| Goal of the exercise |
Locate every line that holds the string "this" and copy it.

| Entries supplied |
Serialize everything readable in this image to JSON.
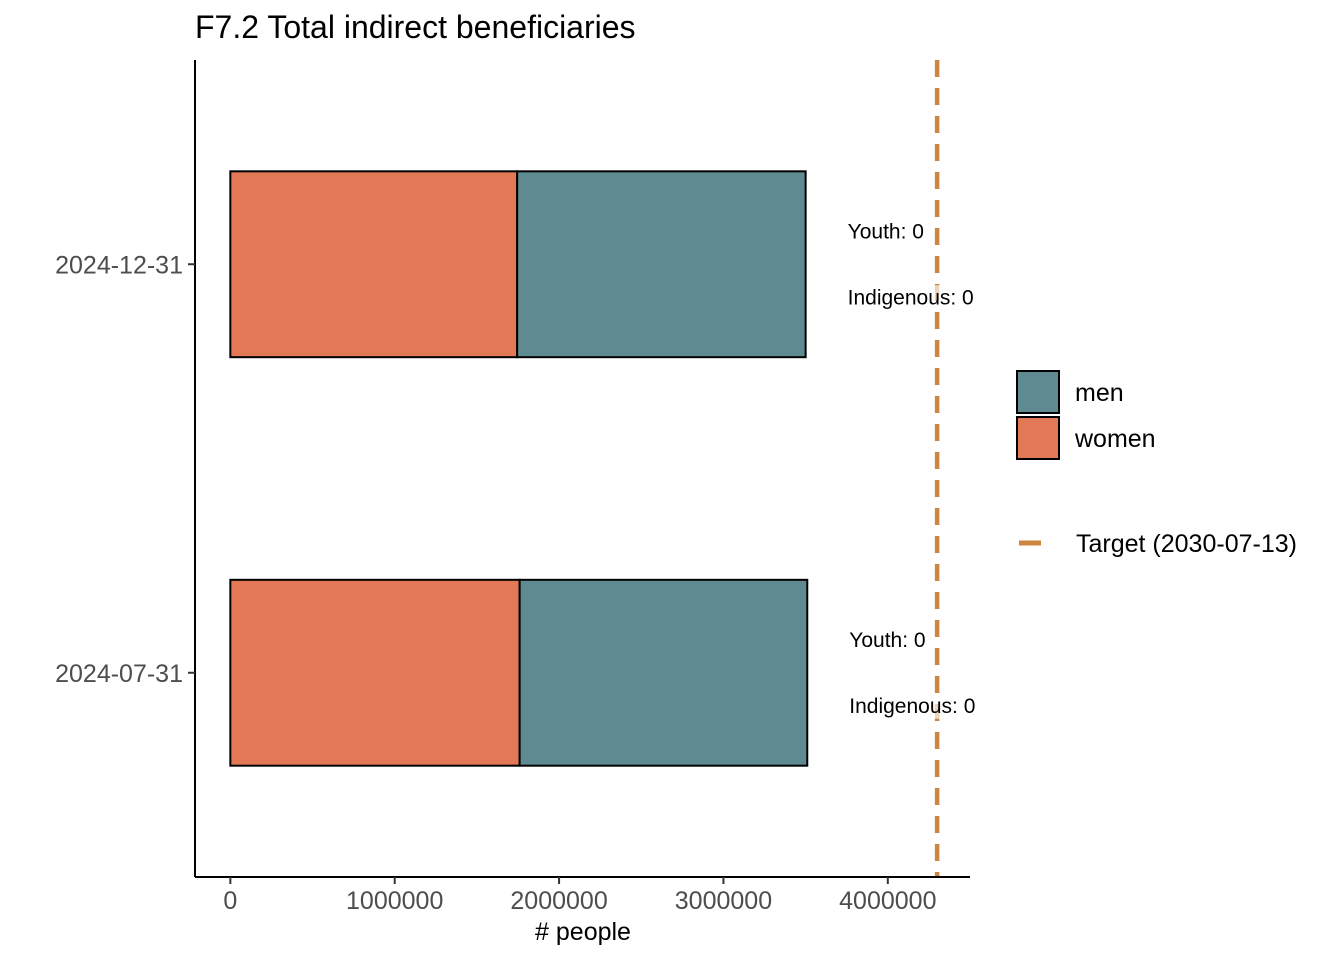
{
  "chart_data": {
    "type": "bar",
    "orientation": "horizontal",
    "stacked": true,
    "title": "F7.2 Total indirect beneficiaries",
    "xlabel": "# people",
    "ylabel": "",
    "categories": [
      "2024-07-31",
      "2024-12-31"
    ],
    "series": [
      {
        "name": "women",
        "color": "#e27855",
        "values": [
          1760000,
          1745000
        ]
      },
      {
        "name": "men",
        "color": "#5f8a91",
        "values": [
          1750000,
          1755000
        ]
      }
    ],
    "xlim": [
      -215000,
      4500000
    ],
    "xticks": [
      0,
      1000000,
      2000000,
      3000000,
      4000000
    ],
    "xtick_labels": [
      "0",
      "1000000",
      "2000000",
      "3000000",
      "4000000"
    ],
    "target": {
      "value": 4300000,
      "label": "Target (2030-07-13)",
      "color": "#cd853f",
      "style": "dashed"
    },
    "annotations": [
      {
        "category": "2024-07-31",
        "lines": [
          "Youth: 0",
          "Indigenous: 0"
        ]
      },
      {
        "category": "2024-12-31",
        "lines": [
          "Youth: 0",
          "Indigenous: 0"
        ]
      }
    ],
    "legend_position": "right",
    "grid": false
  }
}
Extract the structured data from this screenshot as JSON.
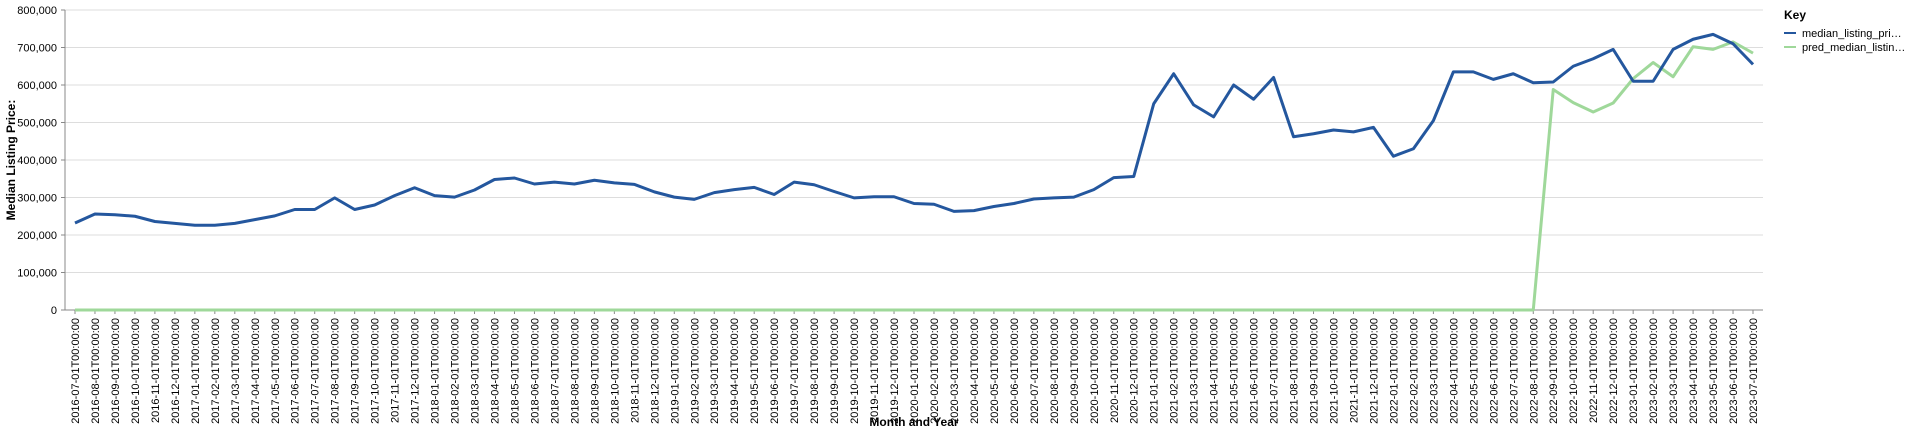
{
  "chart_data": {
    "type": "line",
    "x_label": "Month and Year",
    "y_label": "Median Listing Price:",
    "legend_title": "Key",
    "legend_position": "right",
    "grid": true,
    "categories": [
      "2016-07-01T00:00:00",
      "2016-08-01T00:00:00",
      "2016-09-01T00:00:00",
      "2016-10-01T00:00:00",
      "2016-11-01T00:00:00",
      "2016-12-01T00:00:00",
      "2017-01-01T00:00:00",
      "2017-02-01T00:00:00",
      "2017-03-01T00:00:00",
      "2017-04-01T00:00:00",
      "2017-05-01T00:00:00",
      "2017-06-01T00:00:00",
      "2017-07-01T00:00:00",
      "2017-08-01T00:00:00",
      "2017-09-01T00:00:00",
      "2017-10-01T00:00:00",
      "2017-11-01T00:00:00",
      "2017-12-01T00:00:00",
      "2018-01-01T00:00:00",
      "2018-02-01T00:00:00",
      "2018-03-01T00:00:00",
      "2018-04-01T00:00:00",
      "2018-05-01T00:00:00",
      "2018-06-01T00:00:00",
      "2018-07-01T00:00:00",
      "2018-08-01T00:00:00",
      "2018-09-01T00:00:00",
      "2018-10-01T00:00:00",
      "2018-11-01T00:00:00",
      "2018-12-01T00:00:00",
      "2019-01-01T00:00:00",
      "2019-02-01T00:00:00",
      "2019-03-01T00:00:00",
      "2019-04-01T00:00:00",
      "2019-05-01T00:00:00",
      "2019-06-01T00:00:00",
      "2019-07-01T00:00:00",
      "2019-08-01T00:00:00",
      "2019-09-01T00:00:00",
      "2019-10-01T00:00:00",
      "2019-11-01T00:00:00",
      "2019-12-01T00:00:00",
      "2020-01-01T00:00:00",
      "2020-02-01T00:00:00",
      "2020-03-01T00:00:00",
      "2020-04-01T00:00:00",
      "2020-05-01T00:00:00",
      "2020-06-01T00:00:00",
      "2020-07-01T00:00:00",
      "2020-08-01T00:00:00",
      "2020-09-01T00:00:00",
      "2020-10-01T00:00:00",
      "2020-11-01T00:00:00",
      "2020-12-01T00:00:00",
      "2021-01-01T00:00:00",
      "2021-02-01T00:00:00",
      "2021-03-01T00:00:00",
      "2021-04-01T00:00:00",
      "2021-05-01T00:00:00",
      "2021-06-01T00:00:00",
      "2021-07-01T00:00:00",
      "2021-08-01T00:00:00",
      "2021-09-01T00:00:00",
      "2021-10-01T00:00:00",
      "2021-11-01T00:00:00",
      "2021-12-01T00:00:00",
      "2022-01-01T00:00:00",
      "2022-02-01T00:00:00",
      "2022-03-01T00:00:00",
      "2022-04-01T00:00:00",
      "2022-05-01T00:00:00",
      "2022-06-01T00:00:00",
      "2022-07-01T00:00:00",
      "2022-08-01T00:00:00",
      "2022-09-01T00:00:00",
      "2022-10-01T00:00:00",
      "2022-11-01T00:00:00",
      "2022-12-01T00:00:00",
      "2023-01-01T00:00:00",
      "2023-02-01T00:00:00",
      "2023-03-01T00:00:00",
      "2023-04-01T00:00:00",
      "2023-05-01T00:00:00",
      "2023-06-01T00:00:00",
      "2023-07-01T00:00:00"
    ],
    "series": [
      {
        "name": "median_listing_pri…",
        "color": "#24579e",
        "values": [
          232000,
          256000,
          254000,
          250000,
          236000,
          231000,
          226000,
          226000,
          231000,
          241000,
          251000,
          268000,
          268000,
          299000,
          268000,
          280000,
          305000,
          326000,
          305000,
          301000,
          320000,
          348000,
          352000,
          336000,
          341000,
          336000,
          346000,
          339000,
          335000,
          315000,
          301000,
          295000,
          313000,
          321000,
          327000,
          308000,
          341000,
          334000,
          316000,
          299000,
          302000,
          302000,
          284000,
          282000,
          263000,
          265000,
          276000,
          284000,
          296000,
          299000,
          301000,
          321000,
          353000,
          356000,
          550000,
          630000,
          547000,
          515000,
          600000,
          562000,
          620000,
          462000,
          470000,
          480000,
          475000,
          487000,
          410000,
          430000,
          505000,
          635000,
          635000,
          615000,
          630000,
          606000,
          608000,
          650000,
          670000,
          695000,
          610000,
          610000,
          695000,
          722000,
          735000,
          710000,
          655000
        ]
      },
      {
        "name": "pred_median_listin…",
        "color": "#9fd89a",
        "values": [
          0,
          0,
          0,
          0,
          0,
          0,
          0,
          0,
          0,
          0,
          0,
          0,
          0,
          0,
          0,
          0,
          0,
          0,
          0,
          0,
          0,
          0,
          0,
          0,
          0,
          0,
          0,
          0,
          0,
          0,
          0,
          0,
          0,
          0,
          0,
          0,
          0,
          0,
          0,
          0,
          0,
          0,
          0,
          0,
          0,
          0,
          0,
          0,
          0,
          0,
          0,
          0,
          0,
          0,
          0,
          0,
          0,
          0,
          0,
          0,
          0,
          0,
          0,
          0,
          0,
          0,
          0,
          0,
          0,
          0,
          0,
          0,
          0,
          0,
          588000,
          553000,
          528000,
          552000,
          617000,
          660000,
          622000,
          702000,
          695000,
          715000,
          685000
        ]
      }
    ],
    "ylim": [
      0,
      800000
    ],
    "yticks": [
      0,
      {
        "value": 100000,
        "label": "100,000"
      },
      {
        "value": 200000,
        "label": "200,000"
      },
      {
        "value": 300000,
        "label": "300,000"
      },
      {
        "value": 400000,
        "label": "400,000"
      },
      {
        "value": 500000,
        "label": "500,000"
      },
      {
        "value": 600000,
        "label": "600,000"
      },
      {
        "value": 700000,
        "label": "700,000"
      },
      {
        "value": 800000,
        "label": "800,000"
      }
    ]
  }
}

| Written solution |
Serialize everything readable in this image to JSON.
Extract the structured data from this screenshot as JSON.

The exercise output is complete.